## [WHAT IS BEING ASKED]
Set the listing down again exactly, please, apart from its pictures.

## Begin EXTRACTED DATA

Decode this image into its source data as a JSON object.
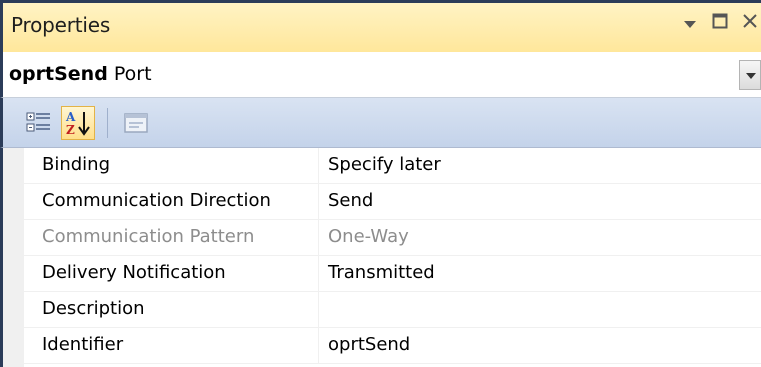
{
  "panel": {
    "title": "Properties"
  },
  "selector": {
    "object_name": "oprtSend",
    "object_type": "Port"
  },
  "toolbar": {
    "buttons": [
      {
        "icon": "categorized-icon"
      },
      {
        "icon": "alphabetical-sort-icon",
        "active": true
      },
      {
        "icon": "property-pages-icon",
        "enabled": false
      }
    ]
  },
  "properties": [
    {
      "name": "Binding",
      "value": "Specify later",
      "disabled": false
    },
    {
      "name": "Communication Direction",
      "value": "Send",
      "disabled": false
    },
    {
      "name": "Communication Pattern",
      "value": "One-Way",
      "disabled": true
    },
    {
      "name": "Delivery Notification",
      "value": "Transmitted",
      "disabled": false
    },
    {
      "name": "Description",
      "value": "",
      "disabled": false
    },
    {
      "name": "Identifier",
      "value": "oprtSend",
      "disabled": false
    }
  ],
  "colors": {
    "title_bar": "#ffe79b",
    "toolbar": "#c4d3ea",
    "window_border": "#2b3c59",
    "disabled_text": "#8d8d8d"
  }
}
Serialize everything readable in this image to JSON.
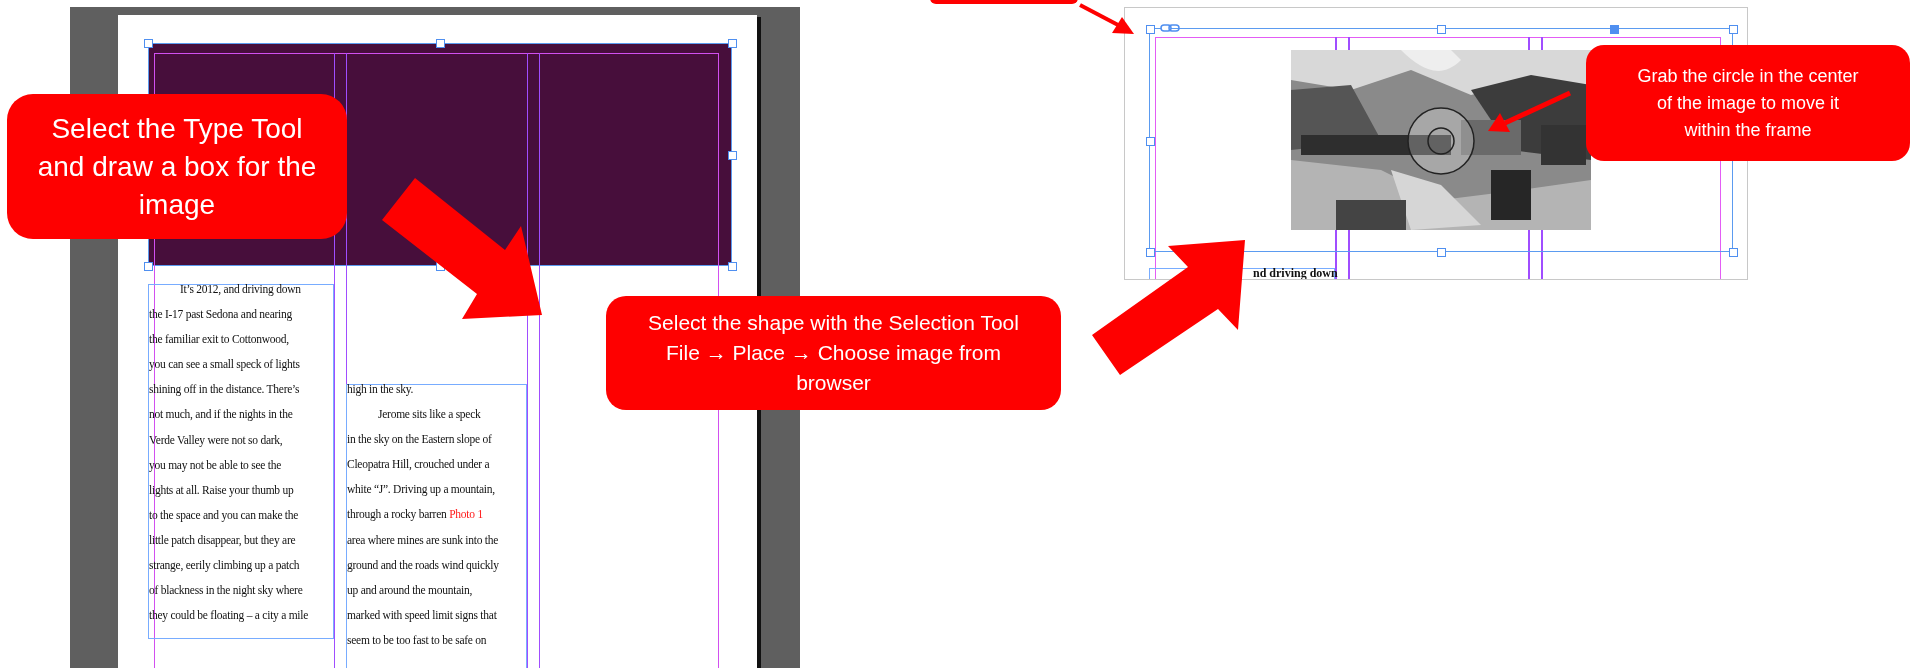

## End EXTRACTED DATA

## [WRITTEN RESPONSE]
Decode this image into its source data as a JSON object.
{
  "panel": {
    "title": "Properties"
  },
  "selector": {
    "object_name": "oprtSend",
    "object_type": "Port"
  },
  "toolbar": {
    "buttons": [
      {
        "icon": "categorized-icon"
      },
      {
        "icon": "alphabetical-sort-icon",
        "active": true
      },
      {
        "icon": "property-pages-icon",
        "enabled": false
      }
    ]
  },
  "properties": [
    {
      "name": "Binding",
      "value": "Specify later",
      "disabled": false
    },
    {
      "name": "Communication Direction",
      "value": "Send",
      "disabled": false
    },
    {
      "name": "Communication Pattern",
      "value": "One-Way",
      "disabled": true
    },
    {
      "name": "Delivery Notification",
      "value": "Transmitted",
      "disabled": false
    },
    {
      "name": "Description",
      "value": "",
      "disabled": false
    },
    {
      "name": "Identifier",
      "value": "oprtSend",
      "disabled": false
    }
  ],
  "colors": {
    "title_bar": "#ffe79b",
    "toolbar": "#c4d3ea",
    "window_border": "#2b3c59",
    "disabled_text": "#8d8d8d"
  }
}
Serialize everything readable in this image to JSON.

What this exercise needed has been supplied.